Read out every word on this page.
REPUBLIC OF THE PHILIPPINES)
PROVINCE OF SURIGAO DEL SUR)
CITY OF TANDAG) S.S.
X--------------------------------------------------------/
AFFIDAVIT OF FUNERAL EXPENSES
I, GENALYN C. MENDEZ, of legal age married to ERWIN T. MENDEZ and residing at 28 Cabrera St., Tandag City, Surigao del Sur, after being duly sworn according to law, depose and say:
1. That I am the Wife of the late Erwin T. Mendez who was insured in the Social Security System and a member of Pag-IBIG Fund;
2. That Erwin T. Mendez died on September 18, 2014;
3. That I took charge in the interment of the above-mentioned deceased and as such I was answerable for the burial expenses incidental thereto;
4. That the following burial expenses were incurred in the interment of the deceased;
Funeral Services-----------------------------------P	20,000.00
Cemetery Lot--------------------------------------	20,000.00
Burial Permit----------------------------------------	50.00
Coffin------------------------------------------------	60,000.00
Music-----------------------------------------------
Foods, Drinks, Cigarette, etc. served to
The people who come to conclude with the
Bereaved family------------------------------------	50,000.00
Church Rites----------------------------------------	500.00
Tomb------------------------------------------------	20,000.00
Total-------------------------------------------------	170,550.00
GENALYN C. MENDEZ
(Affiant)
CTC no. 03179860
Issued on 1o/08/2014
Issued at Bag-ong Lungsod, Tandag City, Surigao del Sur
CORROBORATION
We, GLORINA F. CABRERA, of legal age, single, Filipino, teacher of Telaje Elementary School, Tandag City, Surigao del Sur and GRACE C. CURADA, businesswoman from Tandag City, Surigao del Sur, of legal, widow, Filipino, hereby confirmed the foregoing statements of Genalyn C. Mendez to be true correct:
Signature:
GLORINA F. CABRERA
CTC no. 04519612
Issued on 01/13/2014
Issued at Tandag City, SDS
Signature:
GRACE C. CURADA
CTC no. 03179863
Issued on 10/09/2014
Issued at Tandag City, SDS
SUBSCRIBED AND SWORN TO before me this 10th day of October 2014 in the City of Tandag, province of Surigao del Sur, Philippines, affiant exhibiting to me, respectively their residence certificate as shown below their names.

+++++

▶ _Short problem_: Copy out the material above in its entirety. Every detail must match.

▶ _Completed exercise_:
Read out every word on this page.
REPUBLIC OF THE PHILIPPINES)
PROVINCE OF SURIGAO DEL SUR)
CITY OF TANDAG) S.S.
X--------------------------------------------------------/
AFFIDAVIT OF FUNERAL EXPENSES
I, GENALYN C. MENDEZ, of legal age married to ERWIN T. MENDEZ and residing at 28 Cabrera St., Tandag City, Surigao del Sur, after being duly sworn according to law, depose and say:
1. That I am the Wife of the late Erwin T. Mendez who was insured in the Social Security System and a member of Pag-IBIG Fund;
2. That Erwin T. Mendez died on September 18, 2014;
3. That I took charge in the interment of the above-mentioned deceased and as such I was answerable for the burial expenses incidental thereto;
4. That the following burial expenses were incurred in the interment of the deceased;
Funeral Services-----------------------------------P	20,000.00
Cemetery Lot--------------------------------------	20,000.00
Burial Permit----------------------------------------	50.00
Coffin------------------------------------------------	60,000.00
Music-----------------------------------------------
Foods, Drinks, Cigarette, etc. served to
The people who come to conclude with the
Bereaved family------------------------------------	50,000.00
Church Rites----------------------------------------	500.00
Tomb------------------------------------------------	20,000.00
Total-------------------------------------------------	170,550.00
GENALYN C. MENDEZ
(Affiant)
CTC no. 03179860
Issued on 1o/08/2014
Issued at Bag-ong Lungsod, Tandag City, Surigao del Sur
CORROBORATION
We, GLORINA F. CABRERA, of legal age, single, Filipino, teacher of Telaje Elementary School, Tandag City, Surigao del Sur and GRACE C. CURADA, businesswoman from Tandag City, Surigao del Sur, of legal, widow, Filipino, hereby confirmed the foregoing statements of Genalyn C. Mendez to be true correct:
Signature:
GLORINA F. CABRERA
CTC no. 04519612
Issued on 01/13/2014
Issued at Tandag City, SDS
Signature:
GRACE C. CURADA
CTC no. 03179863
Issued on 10/09/2014
Issued at Tandag City, SDS
SUBSCRIBED AND SWORN TO before me this 10th day of October 2014 in the City of Tandag, province of Surigao del Sur, Philippines, affiant exhibiting to me, respectively their residence certificate as shown below their names.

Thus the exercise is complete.